__DATA SHOWN__:
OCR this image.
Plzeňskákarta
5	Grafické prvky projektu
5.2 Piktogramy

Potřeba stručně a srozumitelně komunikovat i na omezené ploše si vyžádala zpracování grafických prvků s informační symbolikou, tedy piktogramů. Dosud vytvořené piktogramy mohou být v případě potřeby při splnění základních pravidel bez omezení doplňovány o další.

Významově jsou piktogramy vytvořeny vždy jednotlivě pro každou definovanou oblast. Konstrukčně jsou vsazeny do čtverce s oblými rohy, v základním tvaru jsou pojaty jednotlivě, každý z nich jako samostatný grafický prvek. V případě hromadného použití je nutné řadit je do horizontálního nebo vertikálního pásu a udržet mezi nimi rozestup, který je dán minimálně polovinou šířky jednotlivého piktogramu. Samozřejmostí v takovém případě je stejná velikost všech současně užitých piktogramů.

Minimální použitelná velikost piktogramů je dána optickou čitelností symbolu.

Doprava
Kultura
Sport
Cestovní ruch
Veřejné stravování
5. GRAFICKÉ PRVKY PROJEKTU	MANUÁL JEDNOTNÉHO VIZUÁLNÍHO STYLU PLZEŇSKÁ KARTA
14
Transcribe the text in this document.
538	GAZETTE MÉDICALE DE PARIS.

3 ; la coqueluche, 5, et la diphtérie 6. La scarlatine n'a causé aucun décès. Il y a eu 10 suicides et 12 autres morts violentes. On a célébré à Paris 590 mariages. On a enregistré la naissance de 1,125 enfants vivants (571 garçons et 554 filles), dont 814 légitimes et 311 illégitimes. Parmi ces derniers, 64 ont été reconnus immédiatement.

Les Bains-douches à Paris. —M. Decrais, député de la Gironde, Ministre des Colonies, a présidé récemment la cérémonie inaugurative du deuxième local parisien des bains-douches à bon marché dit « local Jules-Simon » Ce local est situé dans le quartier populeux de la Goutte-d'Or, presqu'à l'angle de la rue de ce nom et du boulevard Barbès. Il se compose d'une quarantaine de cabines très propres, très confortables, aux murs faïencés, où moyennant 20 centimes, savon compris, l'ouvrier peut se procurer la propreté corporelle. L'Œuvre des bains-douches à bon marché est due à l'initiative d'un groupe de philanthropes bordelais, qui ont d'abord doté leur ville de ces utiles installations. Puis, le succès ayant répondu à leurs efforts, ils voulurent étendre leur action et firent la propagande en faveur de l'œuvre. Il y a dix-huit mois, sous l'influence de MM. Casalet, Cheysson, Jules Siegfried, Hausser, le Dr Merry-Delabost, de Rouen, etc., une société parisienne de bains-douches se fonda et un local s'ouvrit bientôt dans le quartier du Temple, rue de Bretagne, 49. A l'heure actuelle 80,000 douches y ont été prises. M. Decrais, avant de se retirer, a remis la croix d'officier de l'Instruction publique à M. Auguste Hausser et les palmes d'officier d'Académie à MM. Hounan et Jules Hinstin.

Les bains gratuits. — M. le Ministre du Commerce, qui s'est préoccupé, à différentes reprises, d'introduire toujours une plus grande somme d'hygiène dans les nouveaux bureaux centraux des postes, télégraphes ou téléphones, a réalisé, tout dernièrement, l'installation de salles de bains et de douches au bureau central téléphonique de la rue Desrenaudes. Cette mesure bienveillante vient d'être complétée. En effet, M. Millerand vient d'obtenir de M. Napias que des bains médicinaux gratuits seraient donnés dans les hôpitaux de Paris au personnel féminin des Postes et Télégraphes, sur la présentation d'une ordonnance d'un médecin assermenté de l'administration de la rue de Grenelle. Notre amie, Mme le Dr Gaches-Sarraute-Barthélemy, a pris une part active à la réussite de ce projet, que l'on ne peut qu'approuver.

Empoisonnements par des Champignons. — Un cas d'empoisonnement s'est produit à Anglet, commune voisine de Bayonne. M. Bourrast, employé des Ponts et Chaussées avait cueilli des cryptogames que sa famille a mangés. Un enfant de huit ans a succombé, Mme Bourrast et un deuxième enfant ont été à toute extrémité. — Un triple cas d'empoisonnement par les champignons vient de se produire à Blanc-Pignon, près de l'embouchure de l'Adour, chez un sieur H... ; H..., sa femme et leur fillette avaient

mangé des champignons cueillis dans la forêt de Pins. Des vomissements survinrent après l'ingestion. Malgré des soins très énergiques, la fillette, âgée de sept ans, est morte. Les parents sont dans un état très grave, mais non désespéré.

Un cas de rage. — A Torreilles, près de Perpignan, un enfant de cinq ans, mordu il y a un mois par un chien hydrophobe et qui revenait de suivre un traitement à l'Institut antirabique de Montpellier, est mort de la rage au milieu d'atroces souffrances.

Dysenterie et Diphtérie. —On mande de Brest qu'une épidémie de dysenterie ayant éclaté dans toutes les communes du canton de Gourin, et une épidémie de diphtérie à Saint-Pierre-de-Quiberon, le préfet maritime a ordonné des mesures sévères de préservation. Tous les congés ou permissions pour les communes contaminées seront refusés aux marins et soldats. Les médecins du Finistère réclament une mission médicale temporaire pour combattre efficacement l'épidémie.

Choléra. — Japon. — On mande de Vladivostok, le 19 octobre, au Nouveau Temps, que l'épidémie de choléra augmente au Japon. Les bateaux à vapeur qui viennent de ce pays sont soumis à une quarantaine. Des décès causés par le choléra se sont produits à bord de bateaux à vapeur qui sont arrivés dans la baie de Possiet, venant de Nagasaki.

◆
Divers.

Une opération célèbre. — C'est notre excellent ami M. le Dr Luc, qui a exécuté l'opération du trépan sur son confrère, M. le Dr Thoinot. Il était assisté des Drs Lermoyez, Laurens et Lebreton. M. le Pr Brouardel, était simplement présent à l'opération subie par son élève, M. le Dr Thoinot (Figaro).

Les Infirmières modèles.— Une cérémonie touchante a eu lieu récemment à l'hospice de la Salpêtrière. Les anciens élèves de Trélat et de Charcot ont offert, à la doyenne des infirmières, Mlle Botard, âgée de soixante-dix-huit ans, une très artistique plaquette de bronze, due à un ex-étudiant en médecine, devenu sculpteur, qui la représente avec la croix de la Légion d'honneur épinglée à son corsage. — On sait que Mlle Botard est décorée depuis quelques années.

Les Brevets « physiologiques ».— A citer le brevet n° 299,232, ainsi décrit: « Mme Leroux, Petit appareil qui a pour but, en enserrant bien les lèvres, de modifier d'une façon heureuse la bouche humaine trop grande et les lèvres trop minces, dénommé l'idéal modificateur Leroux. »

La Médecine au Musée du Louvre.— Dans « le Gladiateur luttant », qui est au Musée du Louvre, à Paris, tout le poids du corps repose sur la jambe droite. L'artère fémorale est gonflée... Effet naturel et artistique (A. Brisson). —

__WHAT YOU HAVE TO DO__:
Find each line holding the string "épidémie" and copy it out.

__RESULT OF THE EXERCISE__:
Dysenterie et Diphtérie. —On mande de Brest qu'une épidémie de dysenterie ayant éclaté dans toutes les communes du canton de Gourin, et une épidémie de diphtérie à Saint-Pierre-de-Quiberon, le préfet maritime a ordonné des mesures sévères de préservation. Tous les congés ou permissions pour les communes contaminées seront refusés aux marins et soldats. Les médecins du Finistère réclament une mission médicale temporaire pour combattre efficacement l'épidémie.
Choléra. — Japon. — On mande de Vladivostok, le 19 octobre, au Nouveau Temps, que l'épidémie de choléra augmente au Japon. Les bateaux à vapeur qui viennent de ce pays sont soumis à une quarantaine. Des décès causés par le choléra se sont produits à bord de bateaux à vapeur qui sont arrivés dans la baie de Possiet, venant de Nagasaki.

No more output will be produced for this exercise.